▶ [Kutipan Pilihan]:
*****

Sang anak tidak mengaku ada riwayat kontak dengan kasus probable dan tidak mengaku sudah di tes usap. Ia dirawat di ruangan biasa, bukan ruang isolasi. Saat diketahui hasil tes usap positif, dirujuk ke rumah sakit di Kabupaten Bogor dan meninggal dunia.
Dari temuan kasus tersebut, kata Dedie, tim Dinas Kesehatan Kota Bogor bersama tim deteksi aktif Covid-19 melakukan pelacakan di rumah dan di rumah sakit tempat dua almarhum meninggal. Semua yang pernah kontak dengan dua orang tersebut menjalani tes usap. Jumlah kontak erat yang dilacak ada 97 orang dan menjalani tes usap. Secara keseluruhan ada delapan orang terkonfirmasi positif.
”Hasilnya, dari orang serumah ada lima orang yang terkonfirmasi positif, yaitu istri, anak, menantu, dan dua cucunya. Sisanya warga Kabupaten Bogor. Semua yang positif diisolasi. Upaya pelacakan terus dilakukan,” kata Dedie.
Dari data Gugus Tugas Percepatan Penanganan Covid-19 Kota Bogor, Senin (27/7/2020), melalui tim lacak deteksi aktif menunjukan kasus terkonfirmasi positif 256 orang, sekitar 98 kasus atau 43,7 persen di antaranya merupakan kasus dari luar, baik yang sering menggunakan moda transportasi massal antarkota maupun domisili warga Bogor yang bekerja atau melakukaan perjalanan keluar daerah.
Wali Kota Bogor Bima Arya Prasetyo mengimbau warga Bogor untuk hati-hati ketika berpergian dan sebaiknya melapor kepada RT dan RW ketika kembali dari bertugas agar bisa diawasi serta disiplin menerapkan protokol kesehatan.
Selain itu, kata Bima, untuk mencegah agar kasus penularan dari luar tak semakin meluas, peran tim deteksi aktif (detektif) di setiap kelurahan akan semakin ditingkatkan. Tim Detektif Covid-19 ini langsung dikoordinasi Gugus Tugas Percepatan Penanganan Covid-19, khususnya pada divisi pencegahan dan penanganan. Orang-orang di detektif merupakan kumpulan warga dari kecamatan, polsek, koramil, babinsa, bhabinkamtibmas, puskesmas, dan dari RW.
”Jadi, unit lacak dan unit pantau dari tim Detektif Covid-19 inilah yang menjadi garda terdepan dalam mendeteksi dan menangani Covid-19. Ini bentuk upaya pengawasan protokol kesehatan di tingkat kecamatan hingga RW,” ujar Bima.

*****

▶ [Tugas yang Dikerjakan]:
• 1. Sebutkan semua asal warga yang menjadi anggota tim detektif menurut kutipan tentang Covid-19 di Kota Bogor.
• 2. Periksa apakah setiap pernyataan berikut sesuai dengan kutipan tentang Covid-19 di Kota Bogor. Jawab ya atau tidak, lalu kutip kata-kata dari kutipan itu yang menentukan jawabannya.
(a) Ada 97 orang kontak erat yang dilacak.
(b) Sang anak dirawat di ruang isolasi.
(c) Tim Detektif Covid-19 dikoordinasi langsung oleh Dinas Kesehatan Kota Bogor.
• 3. Lanjutkan kutipan tentang Covid-19 di Kota Bogor, mulai setelah kalimat terakhirnya.

▶ [Cuplikan Data]:
*****

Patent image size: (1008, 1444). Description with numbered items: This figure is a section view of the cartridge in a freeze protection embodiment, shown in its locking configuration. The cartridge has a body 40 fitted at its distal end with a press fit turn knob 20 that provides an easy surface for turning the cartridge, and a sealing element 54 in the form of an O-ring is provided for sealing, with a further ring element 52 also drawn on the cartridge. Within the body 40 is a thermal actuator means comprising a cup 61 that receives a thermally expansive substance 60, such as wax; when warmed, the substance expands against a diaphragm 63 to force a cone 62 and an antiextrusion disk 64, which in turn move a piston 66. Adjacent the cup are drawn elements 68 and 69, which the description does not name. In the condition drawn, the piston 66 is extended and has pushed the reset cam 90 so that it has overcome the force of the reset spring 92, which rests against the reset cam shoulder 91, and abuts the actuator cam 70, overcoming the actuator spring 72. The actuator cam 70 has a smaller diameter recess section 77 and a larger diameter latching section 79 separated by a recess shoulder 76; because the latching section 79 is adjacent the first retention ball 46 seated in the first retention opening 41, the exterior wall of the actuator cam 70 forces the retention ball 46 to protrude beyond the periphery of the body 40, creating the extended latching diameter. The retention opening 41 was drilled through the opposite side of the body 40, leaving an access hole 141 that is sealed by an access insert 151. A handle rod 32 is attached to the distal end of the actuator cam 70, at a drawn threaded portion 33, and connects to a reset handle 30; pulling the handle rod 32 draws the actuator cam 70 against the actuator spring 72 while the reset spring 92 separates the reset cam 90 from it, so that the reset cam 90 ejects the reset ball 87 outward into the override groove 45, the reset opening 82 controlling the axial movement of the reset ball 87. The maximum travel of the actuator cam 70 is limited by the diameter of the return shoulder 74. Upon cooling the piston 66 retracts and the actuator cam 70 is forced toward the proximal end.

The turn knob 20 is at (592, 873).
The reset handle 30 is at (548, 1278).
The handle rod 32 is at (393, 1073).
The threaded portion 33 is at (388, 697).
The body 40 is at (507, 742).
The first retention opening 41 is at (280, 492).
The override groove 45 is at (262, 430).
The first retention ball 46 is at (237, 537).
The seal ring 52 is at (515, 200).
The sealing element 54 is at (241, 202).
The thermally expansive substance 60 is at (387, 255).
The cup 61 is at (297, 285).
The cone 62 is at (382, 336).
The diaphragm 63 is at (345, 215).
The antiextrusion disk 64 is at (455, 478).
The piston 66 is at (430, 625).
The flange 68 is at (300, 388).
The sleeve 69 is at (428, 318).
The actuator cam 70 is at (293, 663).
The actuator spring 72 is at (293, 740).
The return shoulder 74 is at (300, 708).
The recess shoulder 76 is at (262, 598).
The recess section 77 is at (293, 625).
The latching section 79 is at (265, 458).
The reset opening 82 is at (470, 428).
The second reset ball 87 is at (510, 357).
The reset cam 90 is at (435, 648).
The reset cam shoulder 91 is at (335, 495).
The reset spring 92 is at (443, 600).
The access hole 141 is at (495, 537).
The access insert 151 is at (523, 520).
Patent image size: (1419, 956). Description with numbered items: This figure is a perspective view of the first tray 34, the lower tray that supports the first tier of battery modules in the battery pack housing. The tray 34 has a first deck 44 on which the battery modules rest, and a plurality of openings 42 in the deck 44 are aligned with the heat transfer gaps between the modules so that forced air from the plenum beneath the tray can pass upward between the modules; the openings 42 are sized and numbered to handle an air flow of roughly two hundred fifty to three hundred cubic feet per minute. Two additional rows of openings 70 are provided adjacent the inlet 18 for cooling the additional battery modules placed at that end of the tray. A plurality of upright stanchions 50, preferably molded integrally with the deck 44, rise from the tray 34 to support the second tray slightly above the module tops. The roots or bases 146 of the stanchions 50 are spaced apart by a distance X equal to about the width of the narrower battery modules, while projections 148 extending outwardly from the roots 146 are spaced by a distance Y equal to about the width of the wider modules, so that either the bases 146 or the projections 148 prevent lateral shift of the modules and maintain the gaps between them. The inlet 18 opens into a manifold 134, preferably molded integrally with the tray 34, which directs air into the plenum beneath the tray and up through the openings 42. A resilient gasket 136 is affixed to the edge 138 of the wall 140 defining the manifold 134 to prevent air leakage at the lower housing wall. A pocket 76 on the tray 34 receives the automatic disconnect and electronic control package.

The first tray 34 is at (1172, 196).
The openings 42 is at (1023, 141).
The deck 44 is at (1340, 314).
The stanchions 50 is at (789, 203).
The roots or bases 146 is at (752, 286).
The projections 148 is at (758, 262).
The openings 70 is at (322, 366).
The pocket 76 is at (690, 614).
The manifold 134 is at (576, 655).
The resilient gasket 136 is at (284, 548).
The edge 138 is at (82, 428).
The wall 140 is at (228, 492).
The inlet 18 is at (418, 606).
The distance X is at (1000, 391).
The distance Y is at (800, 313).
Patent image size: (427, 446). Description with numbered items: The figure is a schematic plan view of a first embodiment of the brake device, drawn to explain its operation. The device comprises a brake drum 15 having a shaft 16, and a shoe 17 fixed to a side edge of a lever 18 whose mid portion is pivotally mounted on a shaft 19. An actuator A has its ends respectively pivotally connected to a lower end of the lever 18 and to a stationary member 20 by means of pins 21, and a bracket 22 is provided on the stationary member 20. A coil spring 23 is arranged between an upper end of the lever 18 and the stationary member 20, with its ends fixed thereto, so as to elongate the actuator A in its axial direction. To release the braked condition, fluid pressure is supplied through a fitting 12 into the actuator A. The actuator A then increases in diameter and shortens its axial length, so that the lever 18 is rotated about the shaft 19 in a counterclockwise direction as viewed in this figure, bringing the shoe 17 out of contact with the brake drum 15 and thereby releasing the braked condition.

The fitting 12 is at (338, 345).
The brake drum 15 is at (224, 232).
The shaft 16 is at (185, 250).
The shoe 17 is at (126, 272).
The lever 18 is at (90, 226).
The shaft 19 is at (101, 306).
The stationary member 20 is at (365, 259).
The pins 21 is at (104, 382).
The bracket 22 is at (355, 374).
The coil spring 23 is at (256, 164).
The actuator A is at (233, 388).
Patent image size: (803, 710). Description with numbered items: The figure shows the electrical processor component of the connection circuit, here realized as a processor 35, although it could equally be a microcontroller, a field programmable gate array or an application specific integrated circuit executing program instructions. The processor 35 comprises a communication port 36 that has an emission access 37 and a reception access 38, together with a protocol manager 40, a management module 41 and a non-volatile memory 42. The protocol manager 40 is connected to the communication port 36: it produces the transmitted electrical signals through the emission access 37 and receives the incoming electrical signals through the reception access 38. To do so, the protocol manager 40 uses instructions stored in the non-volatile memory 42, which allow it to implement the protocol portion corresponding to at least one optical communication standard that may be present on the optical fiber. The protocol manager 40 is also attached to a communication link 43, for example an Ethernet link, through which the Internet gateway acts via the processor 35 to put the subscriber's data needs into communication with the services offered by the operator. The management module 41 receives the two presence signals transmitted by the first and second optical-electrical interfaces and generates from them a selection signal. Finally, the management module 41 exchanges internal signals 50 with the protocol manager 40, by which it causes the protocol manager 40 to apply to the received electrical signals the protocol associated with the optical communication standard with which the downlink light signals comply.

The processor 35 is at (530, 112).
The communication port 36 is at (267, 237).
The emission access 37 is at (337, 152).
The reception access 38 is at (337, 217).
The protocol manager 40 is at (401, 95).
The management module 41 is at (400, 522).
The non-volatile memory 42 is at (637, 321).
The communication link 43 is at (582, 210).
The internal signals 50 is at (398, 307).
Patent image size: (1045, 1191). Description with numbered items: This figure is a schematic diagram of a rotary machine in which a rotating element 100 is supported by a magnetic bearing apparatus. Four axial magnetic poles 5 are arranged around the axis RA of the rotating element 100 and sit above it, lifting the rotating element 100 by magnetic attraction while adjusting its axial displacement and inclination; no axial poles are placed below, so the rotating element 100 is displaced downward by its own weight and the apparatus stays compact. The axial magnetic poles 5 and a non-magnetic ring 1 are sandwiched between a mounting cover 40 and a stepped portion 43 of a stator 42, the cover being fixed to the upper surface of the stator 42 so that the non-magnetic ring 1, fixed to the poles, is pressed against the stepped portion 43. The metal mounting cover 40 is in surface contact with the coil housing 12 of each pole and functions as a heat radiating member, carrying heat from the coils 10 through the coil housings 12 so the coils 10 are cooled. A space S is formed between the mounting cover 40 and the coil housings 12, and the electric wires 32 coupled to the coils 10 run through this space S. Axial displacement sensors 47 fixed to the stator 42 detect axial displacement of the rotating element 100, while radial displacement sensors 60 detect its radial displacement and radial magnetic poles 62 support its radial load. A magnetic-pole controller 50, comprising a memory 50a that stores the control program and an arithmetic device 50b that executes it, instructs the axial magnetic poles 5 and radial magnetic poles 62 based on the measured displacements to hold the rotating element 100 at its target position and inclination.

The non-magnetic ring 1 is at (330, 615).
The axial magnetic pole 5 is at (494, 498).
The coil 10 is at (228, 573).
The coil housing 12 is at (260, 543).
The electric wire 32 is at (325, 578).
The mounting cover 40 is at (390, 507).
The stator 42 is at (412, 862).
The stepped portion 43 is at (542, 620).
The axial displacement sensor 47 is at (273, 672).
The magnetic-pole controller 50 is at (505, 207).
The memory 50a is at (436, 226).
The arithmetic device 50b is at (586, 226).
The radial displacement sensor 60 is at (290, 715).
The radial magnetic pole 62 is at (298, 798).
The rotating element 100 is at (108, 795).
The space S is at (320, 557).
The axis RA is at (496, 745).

*****

▶ [Jawaban Tertulis]:
• 1. kecamatan, polsek, koramil, babinsa, bhabinkamtibmas, puskesmas, dan RW

• 2.
(a) Ya: "Jumlah kontak erat yang dilacak ada 97 orang dan menjalani tes usap."
(b) Tidak: "Ia dirawat di ruangan biasa, bukan ruang isolasi."
(c) Tidak: "Tim Detektif Covid-19 ini langsung dikoordinasi Gugus Tugas Percepatan Penanganan Covid-19"

• 3.
Awasi protokol kesehatan
Kepala Departemen Epidemiologi Fakultas Kesehatan Masyarakat Universitas Indonesia Tri Yunus Miko Wahyono mengatakan, perpanjangan masa PSBB atau penerapan masa PSBB di Jabodetabek sangat kontradiktif dalam upaya menekan penularan virus Covid-19.
”Penerapan PSBB itu tidak ada istilah transisi, apalagi pelonggaran. Jika ada pelonggaran, itu artinya bukan PSBB. Ini kekeliruan dari pemerintah yang menyebabkan warga bingung dan bosan sehingga abai terhadap kepatuhan protokol kesehatan,” katanya.
Penerapan PSBB itu tidak ada istilah transisi, apalagi pelonggaran. Jika ada pelonggaran, itu artinya bukan PSBB. Ini kekeliruan dari pemerintah yang menyebabkan warga bingung dan bosan sehingga abai terhadap kepatuhan protokol kesehatan.
Menurut Tri, keran ekonomi memang penting dibuka, tetapi pengawasan protokol kesehatan juga harus ketat dilakukan. Pengawasan ketat terutama di wilayah zona merah yang selama ini masih luput. Warga merasa perlu kembali beraktivitas karena faktor ekonomi, padahal daerahnya masuk zona merah. Akhirnya, kondisi itu berpotensi menularkan virus, apalagi jika tidak ada tes kesehatan oleh pemerintah. Ini salah satu yang menyebabkan lonjakan kasus positif di Jabodetabek.
Tri menilai, konsekuensi pelonggaran pembatasan sosial harus dibarengi dengan pengawasan ketat, tetapi di lapangan tidak dilakukan. ”Tidak bisa sekadar dari kesadaran masyarakat. Ini tanggung jawab pemerintah pusat dan daerah. Pemerintah abai melindungi warga,” katanya.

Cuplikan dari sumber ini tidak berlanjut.